TASK TO CARRY OUT>
Word for word, set down the records and skip each picture.

-- Start WORKING DATA --

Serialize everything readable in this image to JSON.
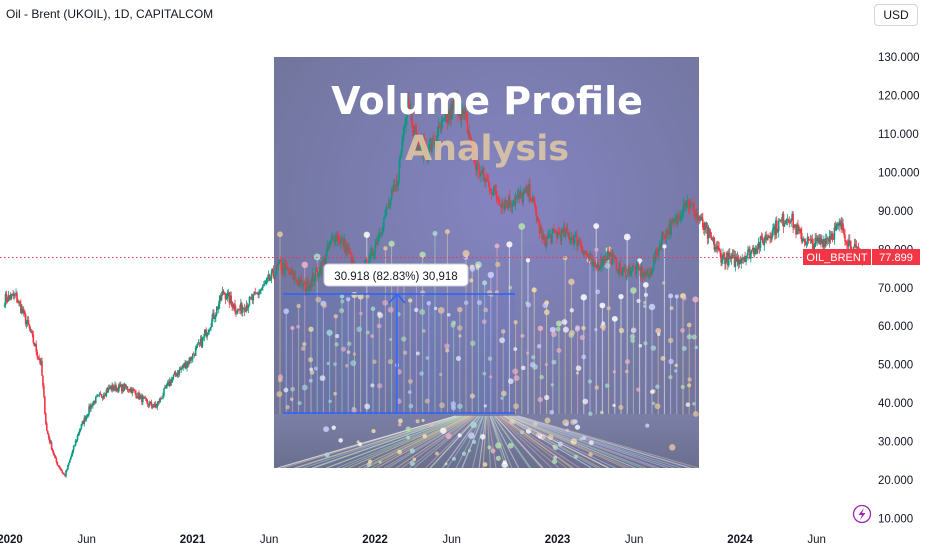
{
  "header": {
    "symbol_title": "Oil - Brent (UKOIL), 1D, CAPITALCOM",
    "currency": "USD"
  },
  "overlay": {
    "title_line1": "Volume Profile",
    "title_line2": "Analysis"
  },
  "measure": {
    "label": "30.918 (82.83%) 30,918"
  },
  "price_badge": {
    "symbol": "OIL_BRENT",
    "value": "77.899",
    "color": "#f23645"
  },
  "colors": {
    "up": "#089981",
    "down": "#f23645",
    "overlay_bg": "#7c7fa9",
    "measure": "#2962ff"
  },
  "chart_data": {
    "type": "candlestick",
    "title": "Oil - Brent (UKOIL), 1D, CAPITALCOM",
    "y_ticks": [
      "130.000",
      "120.000",
      "110.000",
      "100.000",
      "90.000",
      "80.000",
      "70.000",
      "60.000",
      "50.000",
      "40.000",
      "30.000",
      "20.000",
      "10.000"
    ],
    "ylim": [
      10,
      130
    ],
    "x_ticks": [
      {
        "label": "2020",
        "t": 2020.0,
        "bold": true
      },
      {
        "label": "Jun",
        "t": 2020.42,
        "bold": false
      },
      {
        "label": "2021",
        "t": 2021.0,
        "bold": true
      },
      {
        "label": "Jun",
        "t": 2021.42,
        "bold": false
      },
      {
        "label": "2022",
        "t": 2022.0,
        "bold": true
      },
      {
        "label": "Jun",
        "t": 2022.42,
        "bold": false
      },
      {
        "label": "2023",
        "t": 2023.0,
        "bold": true
      },
      {
        "label": "Jun",
        "t": 2023.42,
        "bold": false
      },
      {
        "label": "2024",
        "t": 2024.0,
        "bold": true
      },
      {
        "label": "Jun",
        "t": 2024.42,
        "bold": false
      }
    ],
    "close_path": [
      [
        2019.97,
        67
      ],
      [
        2020.03,
        68
      ],
      [
        2020.1,
        60
      ],
      [
        2020.17,
        50
      ],
      [
        2020.2,
        33
      ],
      [
        2020.25,
        25
      ],
      [
        2020.3,
        21
      ],
      [
        2020.38,
        33
      ],
      [
        2020.45,
        40
      ],
      [
        2020.55,
        44
      ],
      [
        2020.65,
        44
      ],
      [
        2020.75,
        40
      ],
      [
        2020.8,
        39
      ],
      [
        2020.88,
        46
      ],
      [
        2020.98,
        51
      ],
      [
        2021.05,
        56
      ],
      [
        2021.12,
        63
      ],
      [
        2021.17,
        69
      ],
      [
        2021.25,
        64
      ],
      [
        2021.33,
        67
      ],
      [
        2021.42,
        72
      ],
      [
        2021.48,
        76
      ],
      [
        2021.55,
        73
      ],
      [
        2021.62,
        70
      ],
      [
        2021.7,
        75
      ],
      [
        2021.78,
        84
      ],
      [
        2021.85,
        80
      ],
      [
        2021.9,
        73
      ],
      [
        2021.97,
        77
      ],
      [
        2022.05,
        88
      ],
      [
        2022.12,
        97
      ],
      [
        2022.18,
        120
      ],
      [
        2022.23,
        107
      ],
      [
        2022.3,
        106
      ],
      [
        2022.37,
        112
      ],
      [
        2022.45,
        118
      ],
      [
        2022.5,
        113
      ],
      [
        2022.55,
        102
      ],
      [
        2022.62,
        97
      ],
      [
        2022.7,
        92
      ],
      [
        2022.78,
        93
      ],
      [
        2022.85,
        95
      ],
      [
        2022.92,
        82
      ],
      [
        2022.99,
        84
      ],
      [
        2023.05,
        84
      ],
      [
        2023.12,
        82
      ],
      [
        2023.2,
        75
      ],
      [
        2023.28,
        79
      ],
      [
        2023.35,
        74
      ],
      [
        2023.42,
        75
      ],
      [
        2023.5,
        73
      ],
      [
        2023.58,
        84
      ],
      [
        2023.65,
        87
      ],
      [
        2023.7,
        93
      ],
      [
        2023.75,
        90
      ],
      [
        2023.82,
        84
      ],
      [
        2023.9,
        78
      ],
      [
        2023.97,
        77
      ],
      [
        2024.05,
        79
      ],
      [
        2024.12,
        82
      ],
      [
        2024.2,
        86
      ],
      [
        2024.27,
        89
      ],
      [
        2024.32,
        84
      ],
      [
        2024.4,
        81
      ],
      [
        2024.48,
        83
      ],
      [
        2024.55,
        86
      ],
      [
        2024.62,
        80
      ],
      [
        2024.67,
        78
      ]
    ],
    "last_value": 77.899,
    "legend": "none",
    "grid": false
  }
}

-- End WORKING DATA --

RESULT OF THE EXERCISE>
Serialize everything readable in this image to JSON.
{
  "header": {
    "symbol_title": "Oil - Brent (UKOIL), 1D, CAPITALCOM",
    "currency": "USD"
  },
  "overlay": {
    "title_line1": "Volume Profile",
    "title_line2": "Analysis"
  },
  "measure": {
    "label": "30.918 (82.83%) 30,918"
  },
  "price_badge": {
    "symbol": "OIL_BRENT",
    "value": "77.899",
    "color": "#f23645"
  },
  "colors": {
    "up": "#089981",
    "down": "#f23645",
    "overlay_bg": "#7c7fa9",
    "measure": "#2962ff"
  },
  "chart_data": {
    "type": "candlestick",
    "title": "Oil - Brent (UKOIL), 1D, CAPITALCOM",
    "y_ticks": [
      "130.000",
      "120.000",
      "110.000",
      "100.000",
      "90.000",
      "80.000",
      "70.000",
      "60.000",
      "50.000",
      "40.000",
      "30.000",
      "20.000",
      "10.000"
    ],
    "ylim": [
      10,
      130
    ],
    "x_ticks": [
      {
        "label": "2020",
        "t": 2020.0,
        "bold": true
      },
      {
        "label": "Jun",
        "t": 2020.42,
        "bold": false
      },
      {
        "label": "2021",
        "t": 2021.0,
        "bold": true
      },
      {
        "label": "Jun",
        "t": 2021.42,
        "bold": false
      },
      {
        "label": "2022",
        "t": 2022.0,
        "bold": true
      },
      {
        "label": "Jun",
        "t": 2022.42,
        "bold": false
      },
      {
        "label": "2023",
        "t": 2023.0,
        "bold": true
      },
      {
        "label": "Jun",
        "t": 2023.42,
        "bold": false
      },
      {
        "label": "2024",
        "t": 2024.0,
        "bold": true
      },
      {
        "label": "Jun",
        "t": 2024.42,
        "bold": false
      }
    ],
    "close_path": [
      [
        2019.97,
        67
      ],
      [
        2020.03,
        68
      ],
      [
        2020.1,
        60
      ],
      [
        2020.17,
        50
      ],
      [
        2020.2,
        33
      ],
      [
        2020.25,
        25
      ],
      [
        2020.3,
        21
      ],
      [
        2020.38,
        33
      ],
      [
        2020.45,
        40
      ],
      [
        2020.55,
        44
      ],
      [
        2020.65,
        44
      ],
      [
        2020.75,
        40
      ],
      [
        2020.8,
        39
      ],
      [
        2020.88,
        46
      ],
      [
        2020.98,
        51
      ],
      [
        2021.05,
        56
      ],
      [
        2021.12,
        63
      ],
      [
        2021.17,
        69
      ],
      [
        2021.25,
        64
      ],
      [
        2021.33,
        67
      ],
      [
        2021.42,
        72
      ],
      [
        2021.48,
        76
      ],
      [
        2021.55,
        73
      ],
      [
        2021.62,
        70
      ],
      [
        2021.7,
        75
      ],
      [
        2021.78,
        84
      ],
      [
        2021.85,
        80
      ],
      [
        2021.9,
        73
      ],
      [
        2021.97,
        77
      ],
      [
        2022.05,
        88
      ],
      [
        2022.12,
        97
      ],
      [
        2022.18,
        120
      ],
      [
        2022.23,
        107
      ],
      [
        2022.3,
        106
      ],
      [
        2022.37,
        112
      ],
      [
        2022.45,
        118
      ],
      [
        2022.5,
        113
      ],
      [
        2022.55,
        102
      ],
      [
        2022.62,
        97
      ],
      [
        2022.7,
        92
      ],
      [
        2022.78,
        93
      ],
      [
        2022.85,
        95
      ],
      [
        2022.92,
        82
      ],
      [
        2022.99,
        84
      ],
      [
        2023.05,
        84
      ],
      [
        2023.12,
        82
      ],
      [
        2023.2,
        75
      ],
      [
        2023.28,
        79
      ],
      [
        2023.35,
        74
      ],
      [
        2023.42,
        75
      ],
      [
        2023.5,
        73
      ],
      [
        2023.58,
        84
      ],
      [
        2023.65,
        87
      ],
      [
        2023.7,
        93
      ],
      [
        2023.75,
        90
      ],
      [
        2023.82,
        84
      ],
      [
        2023.9,
        78
      ],
      [
        2023.97,
        77
      ],
      [
        2024.05,
        79
      ],
      [
        2024.12,
        82
      ],
      [
        2024.2,
        86
      ],
      [
        2024.27,
        89
      ],
      [
        2024.32,
        84
      ],
      [
        2024.4,
        81
      ],
      [
        2024.48,
        83
      ],
      [
        2024.55,
        86
      ],
      [
        2024.62,
        80
      ],
      [
        2024.67,
        78
      ]
    ],
    "last_value": 77.899,
    "legend": "none",
    "grid": false
  }
}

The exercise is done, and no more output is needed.